**WHAT THE EXERCISE ASKS:** Could you return, character for character, every line from the start of the material through the line containing "text: 2.3h: [106, 848, 170, 884]", both ends included?
--- Begin WORKING DATA ---
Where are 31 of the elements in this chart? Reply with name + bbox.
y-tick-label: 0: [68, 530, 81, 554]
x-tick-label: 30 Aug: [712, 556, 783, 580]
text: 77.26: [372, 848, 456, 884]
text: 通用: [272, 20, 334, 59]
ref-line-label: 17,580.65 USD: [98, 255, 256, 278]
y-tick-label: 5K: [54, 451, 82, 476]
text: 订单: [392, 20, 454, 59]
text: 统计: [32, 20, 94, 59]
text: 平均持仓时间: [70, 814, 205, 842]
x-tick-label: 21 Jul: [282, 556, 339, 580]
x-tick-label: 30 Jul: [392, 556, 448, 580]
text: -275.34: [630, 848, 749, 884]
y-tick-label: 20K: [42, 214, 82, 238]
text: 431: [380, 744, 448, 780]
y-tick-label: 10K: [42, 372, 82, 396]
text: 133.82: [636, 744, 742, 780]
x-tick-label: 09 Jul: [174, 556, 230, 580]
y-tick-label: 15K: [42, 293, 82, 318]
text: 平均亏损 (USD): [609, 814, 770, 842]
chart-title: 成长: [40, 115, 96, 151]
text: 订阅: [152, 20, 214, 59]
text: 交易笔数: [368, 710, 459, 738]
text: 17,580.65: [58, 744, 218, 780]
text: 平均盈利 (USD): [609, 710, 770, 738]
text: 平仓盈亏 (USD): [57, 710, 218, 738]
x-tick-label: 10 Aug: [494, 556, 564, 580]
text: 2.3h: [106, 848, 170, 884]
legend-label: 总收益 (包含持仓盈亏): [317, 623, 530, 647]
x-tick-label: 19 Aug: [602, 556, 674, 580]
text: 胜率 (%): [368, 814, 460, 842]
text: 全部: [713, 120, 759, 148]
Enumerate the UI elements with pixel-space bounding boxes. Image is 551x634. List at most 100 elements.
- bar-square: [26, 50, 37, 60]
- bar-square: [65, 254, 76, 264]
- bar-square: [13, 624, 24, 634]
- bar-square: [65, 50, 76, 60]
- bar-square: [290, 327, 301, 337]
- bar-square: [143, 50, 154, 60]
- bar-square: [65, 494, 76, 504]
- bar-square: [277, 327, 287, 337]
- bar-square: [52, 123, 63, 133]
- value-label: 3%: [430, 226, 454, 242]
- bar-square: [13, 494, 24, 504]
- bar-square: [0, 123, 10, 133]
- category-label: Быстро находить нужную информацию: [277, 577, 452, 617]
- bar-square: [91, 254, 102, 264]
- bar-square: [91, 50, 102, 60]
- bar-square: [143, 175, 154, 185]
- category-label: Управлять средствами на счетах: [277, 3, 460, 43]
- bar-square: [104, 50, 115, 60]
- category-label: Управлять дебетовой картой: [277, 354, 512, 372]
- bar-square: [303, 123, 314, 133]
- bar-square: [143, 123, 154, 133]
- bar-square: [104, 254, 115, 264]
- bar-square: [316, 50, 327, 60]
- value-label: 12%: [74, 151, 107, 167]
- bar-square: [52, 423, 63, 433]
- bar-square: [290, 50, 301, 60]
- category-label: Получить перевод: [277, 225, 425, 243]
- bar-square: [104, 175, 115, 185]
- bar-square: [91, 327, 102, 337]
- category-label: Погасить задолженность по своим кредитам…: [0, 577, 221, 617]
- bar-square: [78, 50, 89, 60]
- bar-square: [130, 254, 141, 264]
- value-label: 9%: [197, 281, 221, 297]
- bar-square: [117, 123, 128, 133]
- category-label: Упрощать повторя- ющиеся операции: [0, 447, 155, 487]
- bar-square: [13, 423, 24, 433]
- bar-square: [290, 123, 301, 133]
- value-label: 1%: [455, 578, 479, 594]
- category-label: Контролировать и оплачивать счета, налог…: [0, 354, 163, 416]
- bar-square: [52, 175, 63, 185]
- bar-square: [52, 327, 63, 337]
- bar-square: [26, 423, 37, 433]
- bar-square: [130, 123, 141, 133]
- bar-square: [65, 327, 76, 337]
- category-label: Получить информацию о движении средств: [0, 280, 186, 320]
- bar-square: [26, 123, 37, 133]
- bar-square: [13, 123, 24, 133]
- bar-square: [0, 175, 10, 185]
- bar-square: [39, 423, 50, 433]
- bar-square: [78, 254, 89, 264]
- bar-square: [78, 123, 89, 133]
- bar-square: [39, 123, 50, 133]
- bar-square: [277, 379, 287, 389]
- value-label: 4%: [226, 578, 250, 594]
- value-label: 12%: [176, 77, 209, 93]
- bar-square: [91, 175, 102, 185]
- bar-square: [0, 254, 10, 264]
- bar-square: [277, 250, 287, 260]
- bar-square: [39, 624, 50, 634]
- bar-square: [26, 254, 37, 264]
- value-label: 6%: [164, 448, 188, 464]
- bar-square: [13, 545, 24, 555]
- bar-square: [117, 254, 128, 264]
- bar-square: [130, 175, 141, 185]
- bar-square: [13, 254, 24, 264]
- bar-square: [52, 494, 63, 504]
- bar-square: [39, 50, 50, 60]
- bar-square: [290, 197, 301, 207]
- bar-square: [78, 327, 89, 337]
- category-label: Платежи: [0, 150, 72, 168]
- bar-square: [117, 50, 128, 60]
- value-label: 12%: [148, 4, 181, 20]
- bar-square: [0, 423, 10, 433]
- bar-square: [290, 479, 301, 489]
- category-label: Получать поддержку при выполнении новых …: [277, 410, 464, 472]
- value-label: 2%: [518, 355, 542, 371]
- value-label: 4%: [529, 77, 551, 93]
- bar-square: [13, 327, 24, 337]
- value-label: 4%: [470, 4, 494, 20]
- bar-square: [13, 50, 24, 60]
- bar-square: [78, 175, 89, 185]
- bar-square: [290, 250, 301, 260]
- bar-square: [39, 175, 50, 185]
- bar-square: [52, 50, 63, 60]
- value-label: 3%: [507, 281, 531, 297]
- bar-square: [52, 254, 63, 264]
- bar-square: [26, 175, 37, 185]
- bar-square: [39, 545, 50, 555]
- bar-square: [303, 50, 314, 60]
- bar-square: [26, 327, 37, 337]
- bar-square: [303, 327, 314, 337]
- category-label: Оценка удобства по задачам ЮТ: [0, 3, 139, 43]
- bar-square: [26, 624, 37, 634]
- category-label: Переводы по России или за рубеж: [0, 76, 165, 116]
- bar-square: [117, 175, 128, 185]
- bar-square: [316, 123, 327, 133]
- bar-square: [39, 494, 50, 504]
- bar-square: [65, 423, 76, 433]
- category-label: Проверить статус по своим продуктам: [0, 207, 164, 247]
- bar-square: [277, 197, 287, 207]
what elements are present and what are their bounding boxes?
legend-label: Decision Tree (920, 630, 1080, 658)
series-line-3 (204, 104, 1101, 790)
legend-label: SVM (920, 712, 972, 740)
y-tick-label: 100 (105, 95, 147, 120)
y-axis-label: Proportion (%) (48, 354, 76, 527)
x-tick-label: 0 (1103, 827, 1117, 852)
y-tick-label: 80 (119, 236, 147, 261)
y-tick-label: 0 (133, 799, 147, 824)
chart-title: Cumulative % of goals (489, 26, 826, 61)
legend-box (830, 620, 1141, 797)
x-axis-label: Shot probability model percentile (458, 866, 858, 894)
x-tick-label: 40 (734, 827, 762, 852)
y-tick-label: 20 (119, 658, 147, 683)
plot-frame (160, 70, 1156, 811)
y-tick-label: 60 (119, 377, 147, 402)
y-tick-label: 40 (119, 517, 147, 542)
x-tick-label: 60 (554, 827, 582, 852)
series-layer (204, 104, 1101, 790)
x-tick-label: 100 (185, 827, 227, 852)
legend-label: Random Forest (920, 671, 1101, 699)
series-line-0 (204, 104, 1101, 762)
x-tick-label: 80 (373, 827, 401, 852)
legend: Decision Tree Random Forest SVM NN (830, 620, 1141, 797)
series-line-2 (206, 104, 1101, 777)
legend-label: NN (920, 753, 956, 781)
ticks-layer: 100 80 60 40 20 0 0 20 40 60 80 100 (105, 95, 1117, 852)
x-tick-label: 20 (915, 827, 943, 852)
--- End WORKING DATA ---
**SOLUTION FOR THIS EXERCISE:**
Where are 31 of the elements in this chart? Reply with name + bbox.
y-tick-label: 0: [68, 530, 81, 554]
x-tick-label: 30 Aug: [712, 556, 783, 580]
text: 77.26: [372, 848, 456, 884]
text: 通用: [272, 20, 334, 59]
ref-line-label: 17,580.65 USD: [98, 255, 256, 278]
y-tick-label: 5K: [54, 451, 82, 476]
text: 订单: [392, 20, 454, 59]
text: 统计: [32, 20, 94, 59]
text: 平均持仓时间: [70, 814, 205, 842]
x-tick-label: 21 Jul: [282, 556, 339, 580]
x-tick-label: 30 Jul: [392, 556, 448, 580]
text: -275.34: [630, 848, 749, 884]
y-tick-label: 20K: [42, 214, 82, 238]
text: 431: [380, 744, 448, 780]
y-tick-label: 10K: [42, 372, 82, 396]
text: 133.82: [636, 744, 742, 780]
x-tick-label: 09 Jul: [174, 556, 230, 580]
y-tick-label: 15K: [42, 293, 82, 318]
text: 平均亏损 (USD): [609, 814, 770, 842]
chart-title: 成长: [40, 115, 96, 151]
text: 订阅: [152, 20, 214, 59]
text: 交易笔数: [368, 710, 459, 738]
text: 17,580.65: [58, 744, 218, 780]
text: 平均盈利 (USD): [609, 710, 770, 738]
text: 平仓盈亏 (USD): [57, 710, 218, 738]
x-tick-label: 10 Aug: [494, 556, 564, 580]
text: 2.3h: [106, 848, 170, 884]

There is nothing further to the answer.